==== Given entries
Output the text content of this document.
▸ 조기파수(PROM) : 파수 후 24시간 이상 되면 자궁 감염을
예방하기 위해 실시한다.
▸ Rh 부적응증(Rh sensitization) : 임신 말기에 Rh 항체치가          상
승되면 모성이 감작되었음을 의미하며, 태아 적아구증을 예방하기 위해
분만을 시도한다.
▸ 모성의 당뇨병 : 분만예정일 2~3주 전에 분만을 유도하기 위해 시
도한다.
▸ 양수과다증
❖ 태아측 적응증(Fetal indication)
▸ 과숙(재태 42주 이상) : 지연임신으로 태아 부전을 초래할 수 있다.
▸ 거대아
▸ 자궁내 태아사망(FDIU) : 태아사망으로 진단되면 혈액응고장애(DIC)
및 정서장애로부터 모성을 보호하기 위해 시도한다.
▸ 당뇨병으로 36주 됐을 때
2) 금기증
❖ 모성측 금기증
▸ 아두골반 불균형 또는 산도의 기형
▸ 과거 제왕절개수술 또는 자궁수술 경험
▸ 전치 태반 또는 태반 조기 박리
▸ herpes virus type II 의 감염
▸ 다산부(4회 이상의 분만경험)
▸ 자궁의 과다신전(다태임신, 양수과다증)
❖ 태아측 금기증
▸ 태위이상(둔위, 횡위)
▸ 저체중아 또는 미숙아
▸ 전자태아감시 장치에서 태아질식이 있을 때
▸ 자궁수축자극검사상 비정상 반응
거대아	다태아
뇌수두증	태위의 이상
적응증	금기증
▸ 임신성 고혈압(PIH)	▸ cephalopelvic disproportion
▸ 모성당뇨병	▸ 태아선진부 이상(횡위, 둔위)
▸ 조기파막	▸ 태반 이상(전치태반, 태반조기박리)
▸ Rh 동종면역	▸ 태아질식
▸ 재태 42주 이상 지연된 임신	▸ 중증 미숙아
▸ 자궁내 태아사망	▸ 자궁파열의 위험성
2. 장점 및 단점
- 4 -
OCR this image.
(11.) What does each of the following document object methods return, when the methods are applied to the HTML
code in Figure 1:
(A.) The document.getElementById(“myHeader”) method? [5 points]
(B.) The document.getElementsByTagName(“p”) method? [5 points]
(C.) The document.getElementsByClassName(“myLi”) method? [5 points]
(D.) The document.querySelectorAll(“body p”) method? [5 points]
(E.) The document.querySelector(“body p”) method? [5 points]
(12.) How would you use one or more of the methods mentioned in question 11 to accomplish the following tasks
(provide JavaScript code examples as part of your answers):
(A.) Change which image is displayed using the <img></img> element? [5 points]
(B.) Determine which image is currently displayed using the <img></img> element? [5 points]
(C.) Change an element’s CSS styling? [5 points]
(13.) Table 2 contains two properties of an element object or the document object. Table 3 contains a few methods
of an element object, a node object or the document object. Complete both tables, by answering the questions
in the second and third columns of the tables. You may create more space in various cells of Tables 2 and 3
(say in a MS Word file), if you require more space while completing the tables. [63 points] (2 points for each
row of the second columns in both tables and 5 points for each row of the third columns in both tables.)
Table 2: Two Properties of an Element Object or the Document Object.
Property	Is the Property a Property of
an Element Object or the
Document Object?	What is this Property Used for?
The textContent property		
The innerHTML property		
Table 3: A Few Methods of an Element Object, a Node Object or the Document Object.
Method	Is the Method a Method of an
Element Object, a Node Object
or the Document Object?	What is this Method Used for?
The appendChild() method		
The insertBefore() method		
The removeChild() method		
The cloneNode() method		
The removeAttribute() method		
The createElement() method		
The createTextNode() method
========
## What you need to do:
Write each entry out again. Do not change a word.

## Output of the task:
Output the text content of this document.
▸ 조기파수(PROM) : 파수 후 24시간 이상 되면 자궁 감염을
예방하기 위해 실시한다.
▸ Rh 부적응증(Rh sensitization) : 임신 말기에 Rh 항체치가          상
승되면 모성이 감작되었음을 의미하며, 태아 적아구증을 예방하기 위해
분만을 시도한다.
▸ 모성의 당뇨병 : 분만예정일 2~3주 전에 분만을 유도하기 위해 시
도한다.
▸ 양수과다증
❖ 태아측 적응증(Fetal indication)
▸ 과숙(재태 42주 이상) : 지연임신으로 태아 부전을 초래할 수 있다.
▸ 거대아
▸ 자궁내 태아사망(FDIU) : 태아사망으로 진단되면 혈액응고장애(DIC)
및 정서장애로부터 모성을 보호하기 위해 시도한다.
▸ 당뇨병으로 36주 됐을 때
2) 금기증
❖ 모성측 금기증
▸ 아두골반 불균형 또는 산도의 기형
▸ 과거 제왕절개수술 또는 자궁수술 경험
▸ 전치 태반 또는 태반 조기 박리
▸ herpes virus type II 의 감염
▸ 다산부(4회 이상의 분만경험)
▸ 자궁의 과다신전(다태임신, 양수과다증)
❖ 태아측 금기증
▸ 태위이상(둔위, 횡위)
▸ 저체중아 또는 미숙아
▸ 전자태아감시 장치에서 태아질식이 있을 때
▸ 자궁수축자극검사상 비정상 반응
거대아	다태아
뇌수두증	태위의 이상
적응증	금기증
▸ 임신성 고혈압(PIH)	▸ cephalopelvic disproportion
▸ 모성당뇨병	▸ 태아선진부 이상(횡위, 둔위)
▸ 조기파막	▸ 태반 이상(전치태반, 태반조기박리)
▸ Rh 동종면역	▸ 태아질식
▸ 재태 42주 이상 지연된 임신	▸ 중증 미숙아
▸ 자궁내 태아사망	▸ 자궁파열의 위험성
2. 장점 및 단점
- 4 -
OCR this image.
(11.) What does each of the following document object methods return, when the methods are applied to the HTML
code in Figure 1:
(A.) The document.getElementById(“myHeader”) method? [5 points]
(B.) The document.getElementsByTagName(“p”) method? [5 points]
(C.) The document.getElementsByClassName(“myLi”) method? [5 points]
(D.) The document.querySelectorAll(“body p”) method? [5 points]
(E.) The document.querySelector(“body p”) method? [5 points]
(12.) How would you use one or more of the methods mentioned in question 11 to accomplish the following tasks
(provide JavaScript code examples as part of your answers):
(A.) Change which image is displayed using the <img></img> element? [5 points]
(B.) Determine which image is currently displayed using the <img></img> element? [5 points]
(C.) Change an element’s CSS styling? [5 points]
(13.) Table 2 contains two properties of an element object or the document object. Table 3 contains a few methods
of an element object, a node object or the document object. Complete both tables, by answering the questions
in the second and third columns of the tables. You may create more space in various cells of Tables 2 and 3
(say in a MS Word file), if you require more space while completing the tables. [63 points] (2 points for each
row of the second columns in both tables and 5 points for each row of the third columns in both tables.)
Table 2: Two Properties of an Element Object or the Document Object.
Property	Is the Property a Property of
an Element Object or the
Document Object?	What is this Property Used for?
The textContent property		
The innerHTML property		
Table 3: A Few Methods of an Element Object, a Node Object or the Document Object.
Method	Is the Method a Method of an
Element Object, a Node Object
or the Document Object?	What is this Method Used for?
The appendChild() method		
The insertBefore() method		
The removeChild() method		
The cloneNode() method		
The removeAttribute() method		
The createElement() method		
The createTextNode() method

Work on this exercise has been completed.